---------- INPUT MATERIAL ----------
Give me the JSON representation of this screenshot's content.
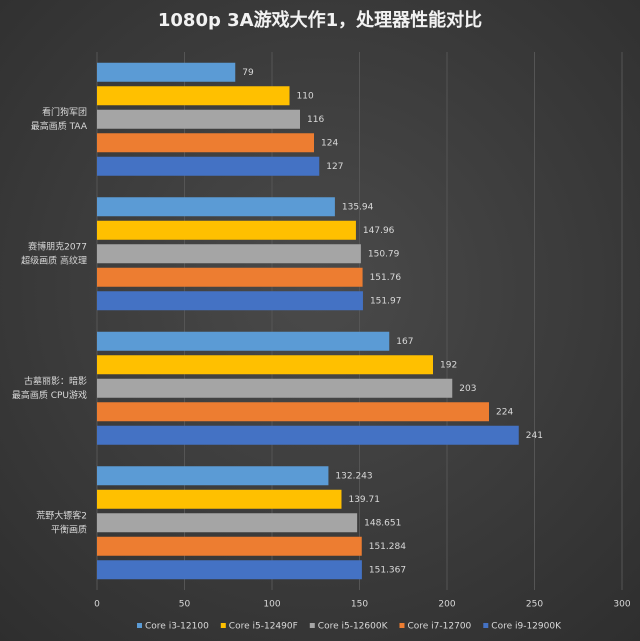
{
  "chart_data": {
    "type": "bar",
    "orientation": "horizontal",
    "title": "1080p 3A游戏大作1，处理器性能对比",
    "categories": [
      [
        "看门狗军团",
        "最高画质 TAA"
      ],
      [
        "赛博朋克2077",
        "超级画质 高纹理"
      ],
      [
        "古墓丽影：暗影",
        "最高画质 CPU游戏"
      ],
      [
        "荒野大镖客2",
        "平衡画质"
      ]
    ],
    "series": [
      {
        "name": "Core i3-12100",
        "color": "#5b9bd5",
        "values": [
          79,
          135.94,
          167,
          132.243
        ]
      },
      {
        "name": "Core i5-12490F",
        "color": "#ffc000",
        "values": [
          110,
          147.96,
          192,
          139.71
        ]
      },
      {
        "name": "Core i5-12600K",
        "color": "#a5a5a5",
        "values": [
          116,
          150.79,
          203,
          148.651
        ]
      },
      {
        "name": "Core i7-12700",
        "color": "#ed7d31",
        "values": [
          124,
          151.76,
          224,
          151.284
        ]
      },
      {
        "name": "Core i9-12900K",
        "color": "#4472c4",
        "values": [
          127,
          151.97,
          241,
          151.367
        ]
      }
    ],
    "xlim": [
      0,
      300
    ],
    "xticks": [
      0,
      50,
      100,
      150,
      200,
      250,
      300
    ],
    "grid": true,
    "legend": "bottom"
  }
}
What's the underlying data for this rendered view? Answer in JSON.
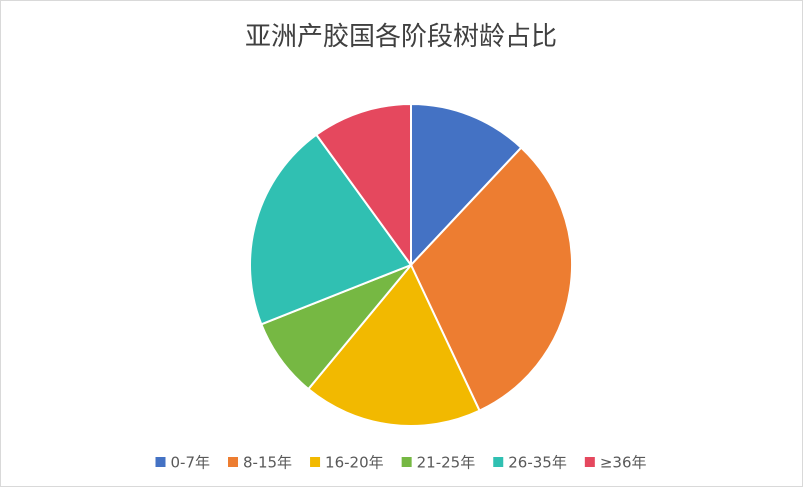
{
  "chart_data": {
    "type": "pie",
    "title": "亚洲产胶国各阶段树龄占比",
    "categories": [
      "0-7年",
      "8-15年",
      "16-20年",
      "21-25年",
      "26-35年",
      "≥36年"
    ],
    "values": [
      12,
      31,
      18,
      8,
      21,
      10
    ],
    "colors": [
      "#4472c4",
      "#ed7d31",
      "#f2b900",
      "#76b843",
      "#30c0b2",
      "#e5485e"
    ],
    "legend": "bottom"
  }
}
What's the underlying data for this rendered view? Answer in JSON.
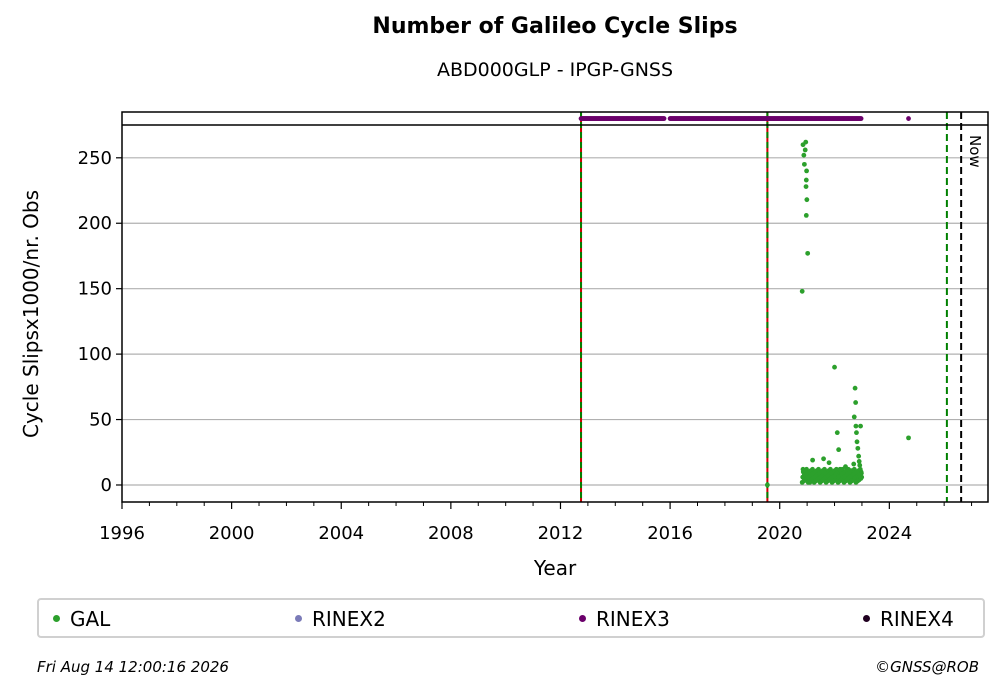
----------
▶ _WHAT TO PRODUCE_
Scan the listing above and copy all lines containing the word "Core".

▶ _SOLUTION TO THIS PROBLEM_
        "name": "Core i3-12100",
        "name": "Core i5-12490F",
        "name": "Core i5-12600K",
        "name": "Core i7-12700",
        "name": "Core i9-12900K",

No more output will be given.